- Records supplied -
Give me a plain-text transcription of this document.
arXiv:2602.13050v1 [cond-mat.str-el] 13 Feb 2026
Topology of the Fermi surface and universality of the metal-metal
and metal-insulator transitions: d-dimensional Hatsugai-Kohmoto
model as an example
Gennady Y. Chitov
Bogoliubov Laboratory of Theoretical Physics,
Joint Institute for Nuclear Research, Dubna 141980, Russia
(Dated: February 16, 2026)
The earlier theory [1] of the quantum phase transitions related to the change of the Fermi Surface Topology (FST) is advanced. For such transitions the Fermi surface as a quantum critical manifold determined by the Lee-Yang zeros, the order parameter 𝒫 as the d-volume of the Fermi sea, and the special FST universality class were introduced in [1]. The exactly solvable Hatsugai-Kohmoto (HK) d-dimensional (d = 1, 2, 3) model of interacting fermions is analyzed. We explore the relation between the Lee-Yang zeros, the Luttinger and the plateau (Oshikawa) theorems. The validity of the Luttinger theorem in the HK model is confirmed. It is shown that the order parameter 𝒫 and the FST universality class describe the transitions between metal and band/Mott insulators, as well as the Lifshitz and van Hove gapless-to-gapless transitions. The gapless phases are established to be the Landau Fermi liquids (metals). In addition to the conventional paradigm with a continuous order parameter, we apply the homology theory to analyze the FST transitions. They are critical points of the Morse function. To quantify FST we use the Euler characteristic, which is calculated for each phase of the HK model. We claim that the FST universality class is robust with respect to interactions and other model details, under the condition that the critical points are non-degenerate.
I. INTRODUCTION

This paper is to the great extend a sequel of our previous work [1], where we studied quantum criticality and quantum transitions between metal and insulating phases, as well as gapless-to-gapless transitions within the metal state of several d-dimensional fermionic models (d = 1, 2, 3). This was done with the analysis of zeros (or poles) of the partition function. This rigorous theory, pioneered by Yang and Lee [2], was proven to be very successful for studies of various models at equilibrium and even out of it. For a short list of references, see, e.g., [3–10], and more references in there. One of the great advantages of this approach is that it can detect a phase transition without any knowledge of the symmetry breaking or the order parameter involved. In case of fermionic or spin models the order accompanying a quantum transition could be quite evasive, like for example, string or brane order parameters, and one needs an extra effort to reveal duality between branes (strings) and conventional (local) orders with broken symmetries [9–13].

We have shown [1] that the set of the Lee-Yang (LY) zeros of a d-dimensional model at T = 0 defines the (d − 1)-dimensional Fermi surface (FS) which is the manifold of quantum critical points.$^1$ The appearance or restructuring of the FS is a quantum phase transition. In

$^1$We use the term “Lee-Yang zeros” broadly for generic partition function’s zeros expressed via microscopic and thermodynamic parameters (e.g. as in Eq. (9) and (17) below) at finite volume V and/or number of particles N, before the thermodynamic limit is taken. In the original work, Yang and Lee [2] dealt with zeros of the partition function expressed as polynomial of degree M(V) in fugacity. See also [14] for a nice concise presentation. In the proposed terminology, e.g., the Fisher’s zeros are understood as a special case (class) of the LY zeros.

- What is being asked -
Above are some records; extract every one of them exactly.

- Reply to the task -
Give me a plain-text transcription of this document.
arXiv:2602.13050v1 [cond-mat.str-el] 13 Feb 2026
Topology of the Fermi surface and universality of the metal-metal
and metal-insulator transitions: d-dimensional Hatsugai-Kohmoto
model as an example
Gennady Y. Chitov
Bogoliubov Laboratory of Theoretical Physics,
Joint Institute for Nuclear Research, Dubna 141980, Russia
(Dated: February 16, 2026)
The earlier theory [1] of the quantum phase transitions related to the change of the Fermi Surface Topology (FST) is advanced. For such transitions the Fermi surface as a quantum critical manifold determined by the Lee-Yang zeros, the order parameter 𝒫 as the d-volume of the Fermi sea, and the special FST universality class were introduced in [1]. The exactly solvable Hatsugai-Kohmoto (HK) d-dimensional (d = 1, 2, 3) model of interacting fermions is analyzed. We explore the relation between the Lee-Yang zeros, the Luttinger and the plateau (Oshikawa) theorems. The validity of the Luttinger theorem in the HK model is confirmed. It is shown that the order parameter 𝒫 and the FST universality class describe the transitions between metal and band/Mott insulators, as well as the Lifshitz and van Hove gapless-to-gapless transitions. The gapless phases are established to be the Landau Fermi liquids (metals). In addition to the conventional paradigm with a continuous order parameter, we apply the homology theory to analyze the FST transitions. They are critical points of the Morse function. To quantify FST we use the Euler characteristic, which is calculated for each phase of the HK model. We claim that the FST universality class is robust with respect to interactions and other model details, under the condition that the critical points are non-degenerate.
I. INTRODUCTION

This paper is to the great extend a sequel of our previous work [1], where we studied quantum criticality and quantum transitions between metal and insulating phases, as well as gapless-to-gapless transitions within the metal state of several d-dimensional fermionic models (d = 1, 2, 3). This was done with the analysis of zeros (or poles) of the partition function. This rigorous theory, pioneered by Yang and Lee [2], was proven to be very successful for studies of various models at equilibrium and even out of it. For a short list of references, see, e.g., [3–10], and more references in there. One of the great advantages of this approach is that it can detect a phase transition without any knowledge of the symmetry breaking or the order parameter involved. In case of fermionic or spin models the order accompanying a quantum transition could be quite evasive, like for example, string or brane order parameters, and one needs an extra effort to reveal duality between branes (strings) and conventional (local) orders with broken symmetries [9–13].

We have shown [1] that the set of the Lee-Yang (LY) zeros of a d-dimensional model at T = 0 defines the (d − 1)-dimensional Fermi surface (FS) which is the manifold of quantum critical points.$^1$ The appearance or restructuring of the FS is a quantum phase transition. In

$^1$We use the term “Lee-Yang zeros” broadly for generic partition function’s zeros expressed via microscopic and thermodynamic parameters (e.g. as in Eq. (9) and (17) below) at finite volume V and/or number of particles N, before the thermodynamic limit is taken. In the original work, Yang and Lee [2] dealt with zeros of the partition function expressed as polynomial of degree M(V) in fugacity. See also [14] for a nice concise presentation. In the proposed terminology, e.g., the Fisher’s zeros are understood as a special case (class) of the LY zeros.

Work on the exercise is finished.